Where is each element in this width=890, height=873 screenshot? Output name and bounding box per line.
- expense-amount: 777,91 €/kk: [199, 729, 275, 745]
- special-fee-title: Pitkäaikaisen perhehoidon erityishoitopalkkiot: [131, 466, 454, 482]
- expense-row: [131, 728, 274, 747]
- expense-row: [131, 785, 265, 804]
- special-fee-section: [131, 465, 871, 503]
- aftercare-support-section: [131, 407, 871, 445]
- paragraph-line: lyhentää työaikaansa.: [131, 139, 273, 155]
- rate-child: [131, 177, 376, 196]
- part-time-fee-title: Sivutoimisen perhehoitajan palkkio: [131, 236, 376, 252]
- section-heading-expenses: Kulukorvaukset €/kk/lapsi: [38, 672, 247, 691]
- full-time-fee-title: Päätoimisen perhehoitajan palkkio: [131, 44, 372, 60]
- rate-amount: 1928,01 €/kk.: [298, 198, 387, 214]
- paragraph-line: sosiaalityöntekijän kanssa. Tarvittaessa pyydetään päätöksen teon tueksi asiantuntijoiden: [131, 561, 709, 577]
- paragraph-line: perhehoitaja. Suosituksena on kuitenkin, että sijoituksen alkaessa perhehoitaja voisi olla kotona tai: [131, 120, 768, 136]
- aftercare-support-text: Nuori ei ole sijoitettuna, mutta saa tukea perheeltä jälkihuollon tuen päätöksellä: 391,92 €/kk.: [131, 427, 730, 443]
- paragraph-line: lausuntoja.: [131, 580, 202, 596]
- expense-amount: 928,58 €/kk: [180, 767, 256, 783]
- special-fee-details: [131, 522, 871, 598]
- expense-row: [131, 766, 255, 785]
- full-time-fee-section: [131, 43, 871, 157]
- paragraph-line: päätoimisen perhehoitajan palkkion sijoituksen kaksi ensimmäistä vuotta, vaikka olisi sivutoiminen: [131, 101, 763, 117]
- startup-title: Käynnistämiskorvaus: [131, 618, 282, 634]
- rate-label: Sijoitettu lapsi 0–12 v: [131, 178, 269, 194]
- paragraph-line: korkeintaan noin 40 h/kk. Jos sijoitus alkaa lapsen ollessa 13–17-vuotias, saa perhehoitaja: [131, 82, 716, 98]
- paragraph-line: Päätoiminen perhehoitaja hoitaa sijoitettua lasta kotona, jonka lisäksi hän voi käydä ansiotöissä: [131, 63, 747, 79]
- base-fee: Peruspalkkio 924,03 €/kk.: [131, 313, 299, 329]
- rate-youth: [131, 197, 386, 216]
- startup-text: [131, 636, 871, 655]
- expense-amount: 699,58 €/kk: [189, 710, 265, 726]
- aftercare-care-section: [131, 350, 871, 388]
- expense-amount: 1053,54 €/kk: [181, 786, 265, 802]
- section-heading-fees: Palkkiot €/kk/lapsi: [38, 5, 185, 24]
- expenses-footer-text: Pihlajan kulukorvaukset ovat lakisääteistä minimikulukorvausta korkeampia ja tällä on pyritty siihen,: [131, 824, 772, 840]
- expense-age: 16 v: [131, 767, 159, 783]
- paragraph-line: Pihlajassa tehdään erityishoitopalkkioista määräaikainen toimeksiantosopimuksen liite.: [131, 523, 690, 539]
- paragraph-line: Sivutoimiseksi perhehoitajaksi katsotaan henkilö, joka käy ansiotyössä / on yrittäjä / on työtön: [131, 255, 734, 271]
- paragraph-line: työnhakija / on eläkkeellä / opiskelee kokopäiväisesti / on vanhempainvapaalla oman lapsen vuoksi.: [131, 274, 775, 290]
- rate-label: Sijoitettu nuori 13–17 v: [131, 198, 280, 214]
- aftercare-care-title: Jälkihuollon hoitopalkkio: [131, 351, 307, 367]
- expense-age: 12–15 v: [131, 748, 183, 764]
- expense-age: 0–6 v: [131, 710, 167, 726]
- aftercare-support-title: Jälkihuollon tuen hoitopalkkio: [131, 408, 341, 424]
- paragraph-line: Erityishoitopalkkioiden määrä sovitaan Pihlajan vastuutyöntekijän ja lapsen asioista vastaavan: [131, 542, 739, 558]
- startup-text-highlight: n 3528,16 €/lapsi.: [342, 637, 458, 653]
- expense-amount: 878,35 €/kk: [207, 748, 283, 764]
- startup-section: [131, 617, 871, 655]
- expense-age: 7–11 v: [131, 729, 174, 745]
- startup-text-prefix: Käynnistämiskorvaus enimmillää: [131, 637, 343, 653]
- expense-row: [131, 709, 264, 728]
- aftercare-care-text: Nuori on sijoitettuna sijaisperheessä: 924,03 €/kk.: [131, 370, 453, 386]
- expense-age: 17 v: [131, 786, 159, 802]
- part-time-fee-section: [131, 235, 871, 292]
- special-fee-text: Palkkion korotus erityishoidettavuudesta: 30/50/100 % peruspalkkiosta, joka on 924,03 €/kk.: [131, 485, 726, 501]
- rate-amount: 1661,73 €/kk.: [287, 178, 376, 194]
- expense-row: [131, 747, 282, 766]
┄┄┄┄┄┄┄┄┄┄┄┄┄┄┄┄┄┄┄┄
■ Exercise description
Reproduce all of these lines, switching every "expense-row" to "cost-row" and leaving everything else unchanged.

■ Answer to this exercise
Where is each element in this width=890, height=873 screenshot? Output name and bounding box per line.
- expense-amount: 777,91 €/kk: [199, 729, 275, 745]
- special-fee-title: Pitkäaikaisen perhehoidon erityishoitopalkkiot: [131, 466, 454, 482]
- cost-row: [131, 728, 274, 747]
- cost-row: [131, 785, 265, 804]
- special-fee-section: [131, 465, 871, 503]
- aftercare-support-section: [131, 407, 871, 445]
- paragraph-line: lyhentää työaikaansa.: [131, 139, 273, 155]
- rate-child: [131, 177, 376, 196]
- part-time-fee-title: Sivutoimisen perhehoitajan palkkio: [131, 236, 376, 252]
- section-heading-expenses: Kulukorvaukset €/kk/lapsi: [38, 672, 247, 691]
- full-time-fee-title: Päätoimisen perhehoitajan palkkio: [131, 44, 372, 60]
- rate-amount: 1928,01 €/kk.: [298, 198, 387, 214]
- paragraph-line: sosiaalityöntekijän kanssa. Tarvittaessa pyydetään päätöksen teon tueksi asiantuntijoiden: [131, 561, 709, 577]
- paragraph-line: perhehoitaja. Suosituksena on kuitenkin, että sijoituksen alkaessa perhehoitaja voisi olla kotona tai: [131, 120, 768, 136]
- aftercare-support-text: Nuori ei ole sijoitettuna, mutta saa tukea perheeltä jälkihuollon tuen päätöksellä: 391,92 €/kk.: [131, 427, 730, 443]
- paragraph-line: lausuntoja.: [131, 580, 202, 596]
- expense-amount: 928,58 €/kk: [180, 767, 256, 783]
- special-fee-details: [131, 522, 871, 598]
- cost-row: [131, 766, 255, 785]
- full-time-fee-section: [131, 43, 871, 157]
- paragraph-line: päätoimisen perhehoitajan palkkion sijoituksen kaksi ensimmäistä vuotta, vaikka olisi sivutoiminen: [131, 101, 763, 117]
- startup-title: Käynnistämiskorvaus: [131, 618, 282, 634]
- rate-label: Sijoitettu lapsi 0–12 v: [131, 178, 269, 194]
- paragraph-line: korkeintaan noin 40 h/kk. Jos sijoitus alkaa lapsen ollessa 13–17-vuotias, saa perhehoitaja: [131, 82, 716, 98]
- paragraph-line: Päätoiminen perhehoitaja hoitaa sijoitettua lasta kotona, jonka lisäksi hän voi käydä ansiotöissä: [131, 63, 747, 79]
- base-fee: Peruspalkkio 924,03 €/kk.: [131, 313, 299, 329]
- rate-youth: [131, 197, 386, 216]
- startup-text: [131, 636, 871, 655]
- expense-amount: 699,58 €/kk: [189, 710, 265, 726]
- aftercare-care-section: [131, 350, 871, 388]
- expense-amount: 1053,54 €/kk: [181, 786, 265, 802]
- section-heading-fees: Palkkiot €/kk/lapsi: [38, 5, 185, 24]
- expenses-footer-text: Pihlajan kulukorvaukset ovat lakisääteistä minimikulukorvausta korkeampia ja tällä on pyritty siihen,: [131, 824, 772, 840]
- expense-age: 16 v: [131, 767, 159, 783]
- paragraph-line: Pihlajassa tehdään erityishoitopalkkioista määräaikainen toimeksiantosopimuksen liite.: [131, 523, 690, 539]
- paragraph-line: Sivutoimiseksi perhehoitajaksi katsotaan henkilö, joka käy ansiotyössä / on yrittäjä / on työtön: [131, 255, 734, 271]
- paragraph-line: työnhakija / on eläkkeellä / opiskelee kokopäiväisesti / on vanhempainvapaalla oman lapsen vuoksi.: [131, 274, 775, 290]
- rate-label: Sijoitettu nuori 13–17 v: [131, 198, 280, 214]
- aftercare-care-title: Jälkihuollon hoitopalkkio: [131, 351, 307, 367]
- expense-age: 12–15 v: [131, 748, 183, 764]
- expense-age: 0–6 v: [131, 710, 167, 726]
- aftercare-support-title: Jälkihuollon tuen hoitopalkkio: [131, 408, 341, 424]
- paragraph-line: Erityishoitopalkkioiden määrä sovitaan Pihlajan vastuutyöntekijän ja lapsen asioista vastaavan: [131, 542, 739, 558]
- startup-text-highlight: n 3528,16 €/lapsi.: [342, 637, 458, 653]
- expense-amount: 878,35 €/kk: [207, 748, 283, 764]
- startup-section: [131, 617, 871, 655]
- expense-age: 7–11 v: [131, 729, 174, 745]
- startup-text-prefix: Käynnistämiskorvaus enimmillää: [131, 637, 343, 653]
- cost-row: [131, 709, 264, 728]
- aftercare-care-text: Nuori on sijoitettuna sijaisperheessä: 924,03 €/kk.: [131, 370, 453, 386]
- expense-age: 17 v: [131, 786, 159, 802]
- part-time-fee-section: [131, 235, 871, 292]
- special-fee-text: Palkkion korotus erityishoidettavuudesta: 30/50/100 % peruspalkkiosta, joka on 924,03 €/kk.: [131, 485, 726, 501]
- rate-amount: 1661,73 €/kk.: [287, 178, 376, 194]
- cost-row: [131, 747, 282, 766]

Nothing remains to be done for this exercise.